▼

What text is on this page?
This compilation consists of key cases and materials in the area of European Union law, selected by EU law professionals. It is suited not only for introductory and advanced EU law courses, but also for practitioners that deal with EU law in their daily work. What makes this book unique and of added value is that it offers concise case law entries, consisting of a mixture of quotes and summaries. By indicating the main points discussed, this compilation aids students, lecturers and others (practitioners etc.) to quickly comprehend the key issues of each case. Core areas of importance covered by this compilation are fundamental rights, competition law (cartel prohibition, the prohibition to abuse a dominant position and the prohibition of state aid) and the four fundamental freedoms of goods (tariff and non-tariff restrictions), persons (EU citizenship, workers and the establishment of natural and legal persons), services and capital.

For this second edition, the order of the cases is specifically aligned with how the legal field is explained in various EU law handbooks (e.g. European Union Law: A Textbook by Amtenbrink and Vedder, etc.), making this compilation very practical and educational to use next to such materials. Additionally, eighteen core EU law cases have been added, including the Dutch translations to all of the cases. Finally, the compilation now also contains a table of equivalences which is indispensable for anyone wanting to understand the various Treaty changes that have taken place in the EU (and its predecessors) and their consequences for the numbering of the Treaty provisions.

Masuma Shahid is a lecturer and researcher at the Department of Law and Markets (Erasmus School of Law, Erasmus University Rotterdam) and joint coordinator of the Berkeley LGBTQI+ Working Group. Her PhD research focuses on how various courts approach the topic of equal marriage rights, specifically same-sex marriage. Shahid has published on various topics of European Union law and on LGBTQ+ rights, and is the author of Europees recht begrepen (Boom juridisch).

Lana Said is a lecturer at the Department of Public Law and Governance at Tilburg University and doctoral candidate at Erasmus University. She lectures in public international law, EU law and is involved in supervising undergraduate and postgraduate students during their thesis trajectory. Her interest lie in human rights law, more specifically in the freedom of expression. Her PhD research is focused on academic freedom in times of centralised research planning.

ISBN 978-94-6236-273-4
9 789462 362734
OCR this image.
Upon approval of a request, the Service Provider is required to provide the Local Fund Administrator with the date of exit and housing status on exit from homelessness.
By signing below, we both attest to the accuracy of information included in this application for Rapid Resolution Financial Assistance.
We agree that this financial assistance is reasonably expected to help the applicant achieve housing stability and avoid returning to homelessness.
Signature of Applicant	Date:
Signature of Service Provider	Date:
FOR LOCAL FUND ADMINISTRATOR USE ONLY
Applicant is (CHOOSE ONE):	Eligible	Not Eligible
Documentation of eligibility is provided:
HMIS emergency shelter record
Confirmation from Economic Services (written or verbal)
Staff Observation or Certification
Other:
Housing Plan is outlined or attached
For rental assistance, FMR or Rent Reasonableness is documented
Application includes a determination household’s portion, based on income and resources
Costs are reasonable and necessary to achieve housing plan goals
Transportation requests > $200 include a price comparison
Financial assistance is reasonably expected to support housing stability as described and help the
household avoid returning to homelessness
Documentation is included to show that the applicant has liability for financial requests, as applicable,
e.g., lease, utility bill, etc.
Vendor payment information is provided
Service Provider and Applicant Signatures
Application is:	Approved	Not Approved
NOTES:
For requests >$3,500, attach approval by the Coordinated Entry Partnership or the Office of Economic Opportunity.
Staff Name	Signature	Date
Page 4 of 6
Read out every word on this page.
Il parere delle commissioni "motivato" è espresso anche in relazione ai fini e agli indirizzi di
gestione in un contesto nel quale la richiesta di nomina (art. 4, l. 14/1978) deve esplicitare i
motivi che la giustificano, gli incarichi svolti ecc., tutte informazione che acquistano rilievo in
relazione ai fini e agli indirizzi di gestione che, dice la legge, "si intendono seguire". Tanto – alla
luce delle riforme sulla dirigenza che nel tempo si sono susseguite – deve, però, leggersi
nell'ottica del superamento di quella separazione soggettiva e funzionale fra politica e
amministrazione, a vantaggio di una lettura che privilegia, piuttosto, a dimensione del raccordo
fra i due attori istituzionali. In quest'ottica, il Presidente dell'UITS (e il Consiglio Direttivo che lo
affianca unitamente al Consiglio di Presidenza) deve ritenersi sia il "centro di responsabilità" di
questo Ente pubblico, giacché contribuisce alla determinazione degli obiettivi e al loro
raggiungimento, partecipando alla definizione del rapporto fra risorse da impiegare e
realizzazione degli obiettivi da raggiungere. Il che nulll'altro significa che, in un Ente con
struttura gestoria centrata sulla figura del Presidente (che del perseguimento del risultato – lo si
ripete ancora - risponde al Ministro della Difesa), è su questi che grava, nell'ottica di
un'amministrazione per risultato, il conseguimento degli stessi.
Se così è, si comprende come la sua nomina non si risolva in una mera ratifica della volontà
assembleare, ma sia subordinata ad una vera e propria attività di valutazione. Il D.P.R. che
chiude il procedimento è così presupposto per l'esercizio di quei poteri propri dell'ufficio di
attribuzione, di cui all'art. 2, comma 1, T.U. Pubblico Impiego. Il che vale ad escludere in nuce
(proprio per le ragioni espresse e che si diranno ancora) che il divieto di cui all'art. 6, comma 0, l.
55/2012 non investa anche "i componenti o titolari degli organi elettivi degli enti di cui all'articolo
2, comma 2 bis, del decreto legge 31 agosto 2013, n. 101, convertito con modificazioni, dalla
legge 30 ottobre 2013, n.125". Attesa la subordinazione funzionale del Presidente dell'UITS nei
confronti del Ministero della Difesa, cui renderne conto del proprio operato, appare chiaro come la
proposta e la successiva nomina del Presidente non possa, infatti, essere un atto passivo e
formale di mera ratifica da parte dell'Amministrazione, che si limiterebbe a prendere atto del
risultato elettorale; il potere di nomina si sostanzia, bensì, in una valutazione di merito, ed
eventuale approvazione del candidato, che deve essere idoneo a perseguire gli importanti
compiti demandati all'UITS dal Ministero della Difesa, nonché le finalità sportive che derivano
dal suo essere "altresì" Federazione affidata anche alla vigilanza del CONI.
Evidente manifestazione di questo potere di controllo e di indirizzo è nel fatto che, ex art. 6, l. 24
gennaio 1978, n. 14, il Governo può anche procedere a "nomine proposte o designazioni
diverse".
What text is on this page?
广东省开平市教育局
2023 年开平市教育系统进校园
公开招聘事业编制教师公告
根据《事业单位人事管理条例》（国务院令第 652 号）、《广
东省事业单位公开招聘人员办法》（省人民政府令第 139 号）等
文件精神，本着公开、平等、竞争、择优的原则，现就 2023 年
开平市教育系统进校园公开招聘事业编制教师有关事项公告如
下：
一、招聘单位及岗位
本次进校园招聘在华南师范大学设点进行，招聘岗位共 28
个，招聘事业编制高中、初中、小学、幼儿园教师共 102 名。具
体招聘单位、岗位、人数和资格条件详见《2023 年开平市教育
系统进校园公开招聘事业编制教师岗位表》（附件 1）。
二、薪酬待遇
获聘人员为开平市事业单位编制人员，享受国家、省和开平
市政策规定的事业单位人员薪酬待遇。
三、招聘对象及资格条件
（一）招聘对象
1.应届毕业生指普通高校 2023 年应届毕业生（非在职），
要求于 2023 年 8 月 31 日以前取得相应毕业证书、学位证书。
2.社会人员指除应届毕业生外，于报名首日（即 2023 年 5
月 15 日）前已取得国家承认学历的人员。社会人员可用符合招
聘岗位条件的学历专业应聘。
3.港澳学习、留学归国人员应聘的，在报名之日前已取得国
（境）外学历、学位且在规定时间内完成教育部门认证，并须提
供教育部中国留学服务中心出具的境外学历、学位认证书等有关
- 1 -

▲

GIVEN PROBLEM :: Transcribe the whole listing with nothing added or left out.

ANSWER TO THIS EXERCISE ::
What text is on this page?
This compilation consists of key cases and materials in the area of European Union law, selected by EU law professionals. It is suited not only for introductory and advanced EU law courses, but also for practitioners that deal with EU law in their daily work. What makes this book unique and of added value is that it offers concise case law entries, consisting of a mixture of quotes and summaries. By indicating the main points discussed, this compilation aids students, lecturers and others (practitioners etc.) to quickly comprehend the key issues of each case. Core areas of importance covered by this compilation are fundamental rights, competition law (cartel prohibition, the prohibition to abuse a dominant position and the prohibition of state aid) and the four fundamental freedoms of goods (tariff and non-tariff restrictions), persons (EU citizenship, workers and the establishment of natural and legal persons), services and capital.

For this second edition, the order of the cases is specifically aligned with how the legal field is explained in various EU law handbooks (e.g. European Union Law: A Textbook by Amtenbrink and Vedder, etc.), making this compilation very practical and educational to use next to such materials. Additionally, eighteen core EU law cases have been added, including the Dutch translations to all of the cases. Finally, the compilation now also contains a table of equivalences which is indispensable for anyone wanting to understand the various Treaty changes that have taken place in the EU (and its predecessors) and their consequences for the numbering of the Treaty provisions.

Masuma Shahid is a lecturer and researcher at the Department of Law and Markets (Erasmus School of Law, Erasmus University Rotterdam) and joint coordinator of the Berkeley LGBTQI+ Working Group. Her PhD research focuses on how various courts approach the topic of equal marriage rights, specifically same-sex marriage. Shahid has published on various topics of European Union law and on LGBTQ+ rights, and is the author of Europees recht begrepen (Boom juridisch).

Lana Said is a lecturer at the Department of Public Law and Governance at Tilburg University and doctoral candidate at Erasmus University. She lectures in public international law, EU law and is involved in supervising undergraduate and postgraduate students during their thesis trajectory. Her interest lie in human rights law, more specifically in the freedom of expression. Her PhD research is focused on academic freedom in times of centralised research planning.

ISBN 978-94-6236-273-4
9 789462 362734
OCR this image.
Upon approval of a request, the Service Provider is required to provide the Local Fund Administrator with the date of exit and housing status on exit from homelessness.
By signing below, we both attest to the accuracy of information included in this application for Rapid Resolution Financial Assistance.
We agree that this financial assistance is reasonably expected to help the applicant achieve housing stability and avoid returning to homelessness.
Signature of Applicant	Date:
Signature of Service Provider	Date:
FOR LOCAL FUND ADMINISTRATOR USE ONLY
Applicant is (CHOOSE ONE):	Eligible	Not Eligible
Documentation of eligibility is provided:
HMIS emergency shelter record
Confirmation from Economic Services (written or verbal)
Staff Observation or Certification
Other:
Housing Plan is outlined or attached
For rental assistance, FMR or Rent Reasonableness is documented
Application includes a determination household’s portion, based on income and resources
Costs are reasonable and necessary to achieve housing plan goals
Transportation requests > $200 include a price comparison
Financial assistance is reasonably expected to support housing stability as described and help the
household avoid returning to homelessness
Documentation is included to show that the applicant has liability for financial requests, as applicable,
e.g., lease, utility bill, etc.
Vendor payment information is provided
Service Provider and Applicant Signatures
Application is:	Approved	Not Approved
NOTES:
For requests >$3,500, attach approval by the Coordinated Entry Partnership or the Office of Economic Opportunity.
Staff Name	Signature	Date
Page 4 of 6
Read out every word on this page.
Il parere delle commissioni "motivato" è espresso anche in relazione ai fini e agli indirizzi di
gestione in un contesto nel quale la richiesta di nomina (art. 4, l. 14/1978) deve esplicitare i
motivi che la giustificano, gli incarichi svolti ecc., tutte informazione che acquistano rilievo in
relazione ai fini e agli indirizzi di gestione che, dice la legge, "si intendono seguire". Tanto – alla
luce delle riforme sulla dirigenza che nel tempo si sono susseguite – deve, però, leggersi
nell'ottica del superamento di quella separazione soggettiva e funzionale fra politica e
amministrazione, a vantaggio di una lettura che privilegia, piuttosto, a dimensione del raccordo
fra i due attori istituzionali. In quest'ottica, il Presidente dell'UITS (e il Consiglio Direttivo che lo
affianca unitamente al Consiglio di Presidenza) deve ritenersi sia il "centro di responsabilità" di
questo Ente pubblico, giacché contribuisce alla determinazione degli obiettivi e al loro
raggiungimento, partecipando alla definizione del rapporto fra risorse da impiegare e
realizzazione degli obiettivi da raggiungere. Il che nulll'altro significa che, in un Ente con
struttura gestoria centrata sulla figura del Presidente (che del perseguimento del risultato – lo si
ripete ancora - risponde al Ministro della Difesa), è su questi che grava, nell'ottica di
un'amministrazione per risultato, il conseguimento degli stessi.
Se così è, si comprende come la sua nomina non si risolva in una mera ratifica della volontà
assembleare, ma sia subordinata ad una vera e propria attività di valutazione. Il D.P.R. che
chiude il procedimento è così presupposto per l'esercizio di quei poteri propri dell'ufficio di
attribuzione, di cui all'art. 2, comma 1, T.U. Pubblico Impiego. Il che vale ad escludere in nuce
(proprio per le ragioni espresse e che si diranno ancora) che il divieto di cui all'art. 6, comma 0, l.
55/2012 non investa anche "i componenti o titolari degli organi elettivi degli enti di cui all'articolo
2, comma 2 bis, del decreto legge 31 agosto 2013, n. 101, convertito con modificazioni, dalla
legge 30 ottobre 2013, n.125". Attesa la subordinazione funzionale del Presidente dell'UITS nei
confronti del Ministero della Difesa, cui renderne conto del proprio operato, appare chiaro come la
proposta e la successiva nomina del Presidente non possa, infatti, essere un atto passivo e
formale di mera ratifica da parte dell'Amministrazione, che si limiterebbe a prendere atto del
risultato elettorale; il potere di nomina si sostanzia, bensì, in una valutazione di merito, ed
eventuale approvazione del candidato, che deve essere idoneo a perseguire gli importanti
compiti demandati all'UITS dal Ministero della Difesa, nonché le finalità sportive che derivano
dal suo essere "altresì" Federazione affidata anche alla vigilanza del CONI.
Evidente manifestazione di questo potere di controllo e di indirizzo è nel fatto che, ex art. 6, l. 24
gennaio 1978, n. 14, il Governo può anche procedere a "nomine proposte o designazioni
diverse".
What text is on this page?
广东省开平市教育局
2023 年开平市教育系统进校园
公开招聘事业编制教师公告
根据《事业单位人事管理条例》（国务院令第 652 号）、《广
东省事业单位公开招聘人员办法》（省人民政府令第 139 号）等
文件精神，本着公开、平等、竞争、择优的原则，现就 2023 年
开平市教育系统进校园公开招聘事业编制教师有关事项公告如
下：
一、招聘单位及岗位
本次进校园招聘在华南师范大学设点进行，招聘岗位共 28
个，招聘事业编制高中、初中、小学、幼儿园教师共 102 名。具
体招聘单位、岗位、人数和资格条件详见《2023 年开平市教育
系统进校园公开招聘事业编制教师岗位表》（附件 1）。
二、薪酬待遇
获聘人员为开平市事业单位编制人员，享受国家、省和开平
市政策规定的事业单位人员薪酬待遇。
三、招聘对象及资格条件
（一）招聘对象
1.应届毕业生指普通高校 2023 年应届毕业生（非在职），
要求于 2023 年 8 月 31 日以前取得相应毕业证书、学位证书。
2.社会人员指除应届毕业生外，于报名首日（即 2023 年 5
月 15 日）前已取得国家承认学历的人员。社会人员可用符合招
聘岗位条件的学历专业应聘。
3.港澳学习、留学归国人员应聘的，在报名之日前已取得国
（境）外学历、学位且在规定时间内完成教育部门认证，并须提
供教育部中国留学服务中心出具的境外学历、学位认证书等有关
- 1 -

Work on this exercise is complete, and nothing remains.